* [Task statement]: Locate each line containing the string "text" and copy it out.

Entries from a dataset
* Begin *

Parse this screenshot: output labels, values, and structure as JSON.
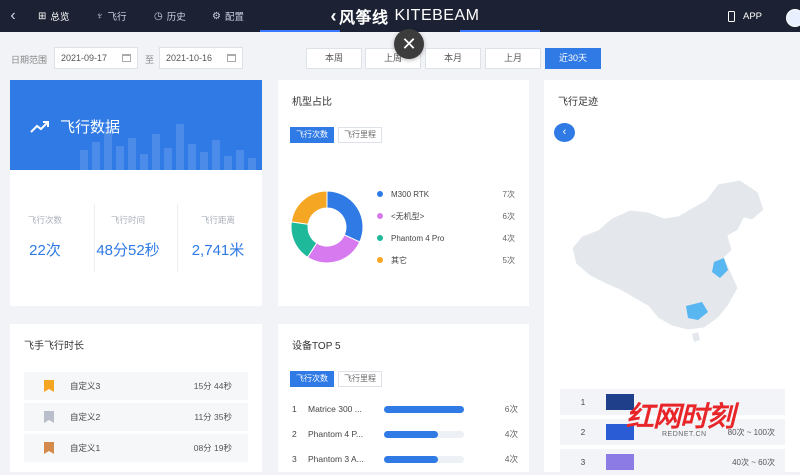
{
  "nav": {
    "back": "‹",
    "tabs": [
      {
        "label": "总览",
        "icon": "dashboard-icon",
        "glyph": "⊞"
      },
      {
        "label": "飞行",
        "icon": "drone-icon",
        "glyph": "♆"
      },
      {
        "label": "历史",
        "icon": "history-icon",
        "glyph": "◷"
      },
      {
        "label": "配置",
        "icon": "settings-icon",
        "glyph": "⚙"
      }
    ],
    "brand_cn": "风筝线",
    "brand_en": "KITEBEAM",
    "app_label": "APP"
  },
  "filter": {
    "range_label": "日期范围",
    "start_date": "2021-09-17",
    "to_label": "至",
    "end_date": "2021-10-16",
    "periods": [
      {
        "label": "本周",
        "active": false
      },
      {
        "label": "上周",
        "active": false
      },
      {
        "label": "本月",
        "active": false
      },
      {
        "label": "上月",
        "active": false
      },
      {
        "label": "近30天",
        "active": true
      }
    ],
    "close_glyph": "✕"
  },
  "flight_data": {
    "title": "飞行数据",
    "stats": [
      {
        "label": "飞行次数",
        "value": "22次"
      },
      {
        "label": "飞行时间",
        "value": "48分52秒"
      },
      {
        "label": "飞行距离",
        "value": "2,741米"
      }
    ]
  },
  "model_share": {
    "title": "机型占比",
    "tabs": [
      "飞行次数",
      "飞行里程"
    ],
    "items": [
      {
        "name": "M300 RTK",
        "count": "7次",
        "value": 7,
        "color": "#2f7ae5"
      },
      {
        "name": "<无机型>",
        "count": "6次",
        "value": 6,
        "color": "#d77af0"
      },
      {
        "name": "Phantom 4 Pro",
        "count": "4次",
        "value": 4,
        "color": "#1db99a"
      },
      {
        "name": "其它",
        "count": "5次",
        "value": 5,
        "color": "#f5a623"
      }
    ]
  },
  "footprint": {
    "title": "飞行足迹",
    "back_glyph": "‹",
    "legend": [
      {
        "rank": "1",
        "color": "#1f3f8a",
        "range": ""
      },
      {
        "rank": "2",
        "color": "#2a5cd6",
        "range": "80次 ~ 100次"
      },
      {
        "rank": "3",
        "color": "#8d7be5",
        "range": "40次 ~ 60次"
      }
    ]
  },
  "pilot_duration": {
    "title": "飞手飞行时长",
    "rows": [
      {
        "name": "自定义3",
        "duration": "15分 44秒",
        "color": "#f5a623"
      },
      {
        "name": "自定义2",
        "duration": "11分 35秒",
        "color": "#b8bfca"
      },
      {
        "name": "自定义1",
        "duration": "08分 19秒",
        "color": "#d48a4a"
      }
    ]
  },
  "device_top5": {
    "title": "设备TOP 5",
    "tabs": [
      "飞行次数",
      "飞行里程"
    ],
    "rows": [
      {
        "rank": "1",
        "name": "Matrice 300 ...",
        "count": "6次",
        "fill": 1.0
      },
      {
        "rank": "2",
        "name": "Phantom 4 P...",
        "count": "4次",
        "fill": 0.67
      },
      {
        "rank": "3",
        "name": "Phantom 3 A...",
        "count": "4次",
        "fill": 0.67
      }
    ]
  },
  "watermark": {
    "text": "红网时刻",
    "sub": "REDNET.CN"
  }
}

* End *
* Begin *

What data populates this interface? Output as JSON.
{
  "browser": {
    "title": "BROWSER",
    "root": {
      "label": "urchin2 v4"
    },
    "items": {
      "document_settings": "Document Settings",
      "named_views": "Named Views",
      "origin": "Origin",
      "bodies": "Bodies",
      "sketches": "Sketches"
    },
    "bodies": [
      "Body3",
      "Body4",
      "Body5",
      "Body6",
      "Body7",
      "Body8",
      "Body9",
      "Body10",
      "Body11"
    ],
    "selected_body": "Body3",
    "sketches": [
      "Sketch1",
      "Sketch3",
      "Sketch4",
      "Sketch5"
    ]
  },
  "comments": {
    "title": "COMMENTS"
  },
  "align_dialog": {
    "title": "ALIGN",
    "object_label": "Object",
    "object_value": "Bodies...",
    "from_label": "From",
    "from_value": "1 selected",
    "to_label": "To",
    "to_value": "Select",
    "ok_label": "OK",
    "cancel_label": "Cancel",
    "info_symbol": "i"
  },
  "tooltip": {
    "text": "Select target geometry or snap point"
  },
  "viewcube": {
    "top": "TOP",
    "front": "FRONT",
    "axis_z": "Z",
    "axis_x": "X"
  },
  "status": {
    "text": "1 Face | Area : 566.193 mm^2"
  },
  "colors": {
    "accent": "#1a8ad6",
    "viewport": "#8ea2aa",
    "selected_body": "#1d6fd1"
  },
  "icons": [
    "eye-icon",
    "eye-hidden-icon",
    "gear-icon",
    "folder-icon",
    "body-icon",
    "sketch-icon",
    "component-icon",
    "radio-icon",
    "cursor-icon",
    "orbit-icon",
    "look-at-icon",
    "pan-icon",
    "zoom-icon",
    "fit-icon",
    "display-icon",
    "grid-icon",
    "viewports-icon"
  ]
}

* End *

* [Correct answer]:
    "text": "红网时刻",
    "text": "Select target geometry or snap point"
    "text": "1 Face | Area : 566.193 mm^2"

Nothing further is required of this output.